● THE INPUT:
((
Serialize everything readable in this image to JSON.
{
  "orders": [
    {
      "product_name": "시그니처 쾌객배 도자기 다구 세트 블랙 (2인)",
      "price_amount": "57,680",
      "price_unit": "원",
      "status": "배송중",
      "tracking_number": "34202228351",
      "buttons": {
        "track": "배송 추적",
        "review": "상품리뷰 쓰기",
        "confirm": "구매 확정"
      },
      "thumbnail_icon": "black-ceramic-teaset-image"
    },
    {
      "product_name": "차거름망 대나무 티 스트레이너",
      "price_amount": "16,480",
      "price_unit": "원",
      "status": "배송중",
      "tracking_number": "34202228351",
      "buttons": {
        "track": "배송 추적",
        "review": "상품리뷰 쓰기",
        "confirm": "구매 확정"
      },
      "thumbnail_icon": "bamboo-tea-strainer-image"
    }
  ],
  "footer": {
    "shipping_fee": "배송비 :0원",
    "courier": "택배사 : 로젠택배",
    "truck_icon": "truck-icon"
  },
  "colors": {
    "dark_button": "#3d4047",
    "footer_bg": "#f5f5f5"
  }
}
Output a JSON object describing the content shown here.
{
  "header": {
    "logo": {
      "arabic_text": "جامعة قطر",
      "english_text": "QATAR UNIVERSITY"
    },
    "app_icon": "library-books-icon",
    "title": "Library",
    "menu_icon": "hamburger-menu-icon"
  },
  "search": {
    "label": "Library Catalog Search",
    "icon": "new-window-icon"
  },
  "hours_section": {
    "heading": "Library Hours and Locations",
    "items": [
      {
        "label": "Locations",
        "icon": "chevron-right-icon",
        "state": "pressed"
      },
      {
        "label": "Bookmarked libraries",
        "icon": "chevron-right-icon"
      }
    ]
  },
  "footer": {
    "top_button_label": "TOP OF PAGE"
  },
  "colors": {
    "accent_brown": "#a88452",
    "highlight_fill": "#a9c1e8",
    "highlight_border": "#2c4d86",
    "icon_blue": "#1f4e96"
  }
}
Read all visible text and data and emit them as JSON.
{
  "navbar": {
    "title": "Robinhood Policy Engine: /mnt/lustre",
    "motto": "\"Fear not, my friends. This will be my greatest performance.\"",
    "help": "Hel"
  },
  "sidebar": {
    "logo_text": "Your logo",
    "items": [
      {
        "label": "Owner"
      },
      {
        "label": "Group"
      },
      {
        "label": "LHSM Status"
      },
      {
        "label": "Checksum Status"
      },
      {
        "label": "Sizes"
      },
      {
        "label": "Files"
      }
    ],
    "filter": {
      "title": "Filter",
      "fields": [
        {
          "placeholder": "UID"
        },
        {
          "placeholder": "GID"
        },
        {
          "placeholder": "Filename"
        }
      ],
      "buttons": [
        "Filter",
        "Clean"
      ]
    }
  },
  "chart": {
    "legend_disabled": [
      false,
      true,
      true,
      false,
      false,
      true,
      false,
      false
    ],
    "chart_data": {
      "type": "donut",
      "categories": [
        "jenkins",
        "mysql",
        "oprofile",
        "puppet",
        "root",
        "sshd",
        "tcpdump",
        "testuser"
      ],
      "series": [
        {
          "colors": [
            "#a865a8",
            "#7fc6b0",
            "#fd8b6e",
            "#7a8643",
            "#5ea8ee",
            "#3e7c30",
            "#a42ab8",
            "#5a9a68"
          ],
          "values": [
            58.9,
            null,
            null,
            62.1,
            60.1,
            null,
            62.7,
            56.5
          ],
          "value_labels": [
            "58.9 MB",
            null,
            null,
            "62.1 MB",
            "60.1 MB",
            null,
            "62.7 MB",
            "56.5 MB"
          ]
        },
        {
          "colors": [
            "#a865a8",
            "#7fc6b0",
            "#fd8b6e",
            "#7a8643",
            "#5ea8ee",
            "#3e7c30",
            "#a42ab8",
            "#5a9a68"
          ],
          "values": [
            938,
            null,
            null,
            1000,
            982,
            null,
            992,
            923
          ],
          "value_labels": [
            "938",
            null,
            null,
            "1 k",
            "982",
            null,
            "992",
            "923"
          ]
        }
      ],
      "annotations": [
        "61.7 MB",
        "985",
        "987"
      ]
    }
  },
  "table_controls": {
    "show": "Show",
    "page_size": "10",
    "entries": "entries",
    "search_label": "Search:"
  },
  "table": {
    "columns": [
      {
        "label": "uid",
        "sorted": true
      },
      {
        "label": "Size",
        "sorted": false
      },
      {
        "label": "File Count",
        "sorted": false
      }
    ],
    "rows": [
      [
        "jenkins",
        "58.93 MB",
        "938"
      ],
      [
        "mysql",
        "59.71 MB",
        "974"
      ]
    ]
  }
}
))
((
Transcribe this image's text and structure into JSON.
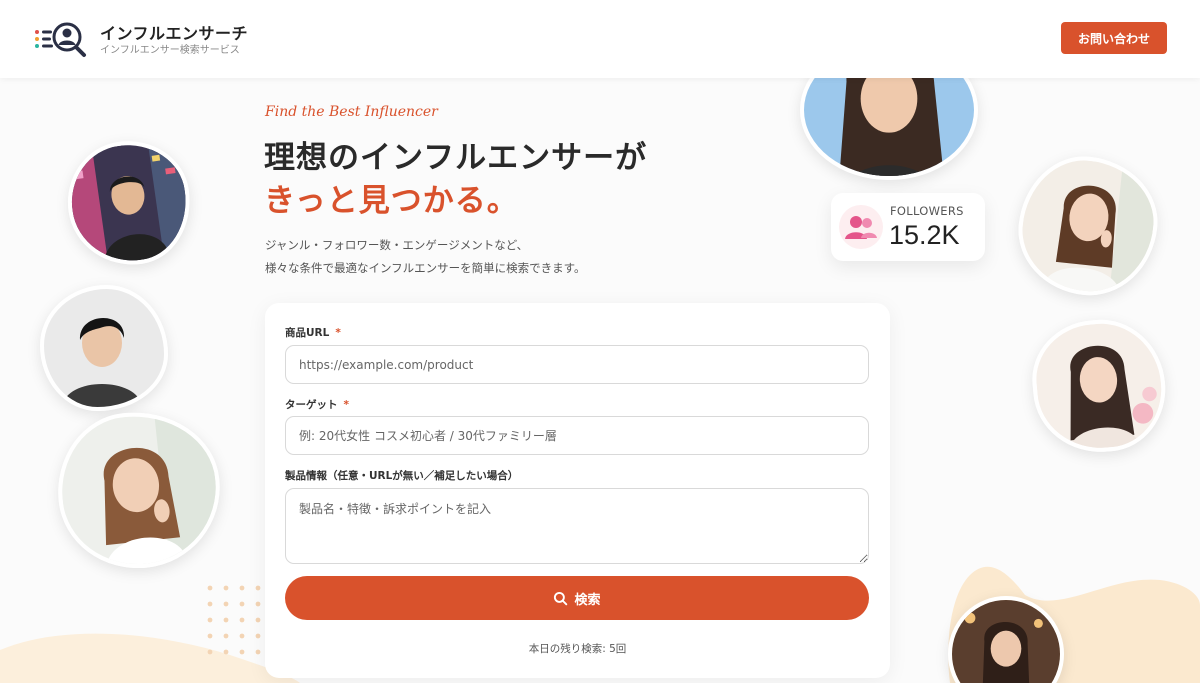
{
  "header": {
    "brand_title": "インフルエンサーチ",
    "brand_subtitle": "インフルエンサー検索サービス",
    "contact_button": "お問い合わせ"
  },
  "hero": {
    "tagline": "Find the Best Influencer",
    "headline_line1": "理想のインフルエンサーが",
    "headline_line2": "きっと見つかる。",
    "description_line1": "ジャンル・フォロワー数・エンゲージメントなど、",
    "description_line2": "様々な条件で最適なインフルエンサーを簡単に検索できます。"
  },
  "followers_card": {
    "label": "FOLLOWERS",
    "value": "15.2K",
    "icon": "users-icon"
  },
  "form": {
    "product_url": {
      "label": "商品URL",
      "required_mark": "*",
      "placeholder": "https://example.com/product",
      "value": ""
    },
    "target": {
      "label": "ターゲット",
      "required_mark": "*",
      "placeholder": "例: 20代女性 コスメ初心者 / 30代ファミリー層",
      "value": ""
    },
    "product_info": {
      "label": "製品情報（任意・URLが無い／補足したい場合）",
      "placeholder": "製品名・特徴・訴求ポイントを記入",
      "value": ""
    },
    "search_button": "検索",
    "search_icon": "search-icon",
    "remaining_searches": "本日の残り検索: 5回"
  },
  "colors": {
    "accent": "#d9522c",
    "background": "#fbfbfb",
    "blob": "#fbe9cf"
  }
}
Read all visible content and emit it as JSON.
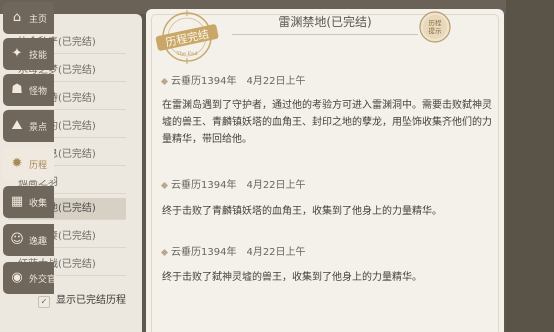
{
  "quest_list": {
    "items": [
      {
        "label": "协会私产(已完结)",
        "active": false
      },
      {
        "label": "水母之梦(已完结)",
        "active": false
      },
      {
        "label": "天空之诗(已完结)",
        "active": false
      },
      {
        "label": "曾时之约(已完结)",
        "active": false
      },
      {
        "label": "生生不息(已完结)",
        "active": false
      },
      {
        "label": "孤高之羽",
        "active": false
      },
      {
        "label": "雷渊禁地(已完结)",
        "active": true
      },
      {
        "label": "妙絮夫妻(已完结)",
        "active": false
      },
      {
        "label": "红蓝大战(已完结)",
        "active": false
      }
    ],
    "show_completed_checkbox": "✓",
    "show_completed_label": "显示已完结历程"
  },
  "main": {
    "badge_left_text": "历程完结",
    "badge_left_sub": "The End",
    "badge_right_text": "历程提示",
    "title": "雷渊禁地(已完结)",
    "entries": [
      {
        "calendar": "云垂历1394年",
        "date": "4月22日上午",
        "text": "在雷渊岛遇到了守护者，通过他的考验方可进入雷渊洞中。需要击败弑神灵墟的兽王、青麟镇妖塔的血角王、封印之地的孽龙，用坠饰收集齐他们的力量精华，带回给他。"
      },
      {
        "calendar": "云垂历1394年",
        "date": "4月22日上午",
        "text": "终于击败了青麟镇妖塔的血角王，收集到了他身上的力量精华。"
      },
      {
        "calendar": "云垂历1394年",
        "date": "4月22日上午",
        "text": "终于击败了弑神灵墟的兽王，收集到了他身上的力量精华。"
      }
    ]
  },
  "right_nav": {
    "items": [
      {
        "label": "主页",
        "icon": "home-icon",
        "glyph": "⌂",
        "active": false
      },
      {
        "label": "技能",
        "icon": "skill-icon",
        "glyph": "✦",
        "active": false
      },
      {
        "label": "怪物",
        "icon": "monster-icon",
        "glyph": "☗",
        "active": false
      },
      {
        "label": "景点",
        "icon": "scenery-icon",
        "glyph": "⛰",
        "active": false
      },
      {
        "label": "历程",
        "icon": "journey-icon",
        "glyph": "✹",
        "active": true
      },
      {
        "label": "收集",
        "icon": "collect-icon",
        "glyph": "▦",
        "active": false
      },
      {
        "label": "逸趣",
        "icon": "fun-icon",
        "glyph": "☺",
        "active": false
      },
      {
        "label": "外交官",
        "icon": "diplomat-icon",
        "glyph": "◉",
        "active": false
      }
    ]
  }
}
))
● TASK REQUIREMENTS: Go through the entries and return each line where the word "Locations" appears.

● ANSWER FOR THIS EXERCISE:
    "heading": "Library Hours and Locations",
        "label": "Locations",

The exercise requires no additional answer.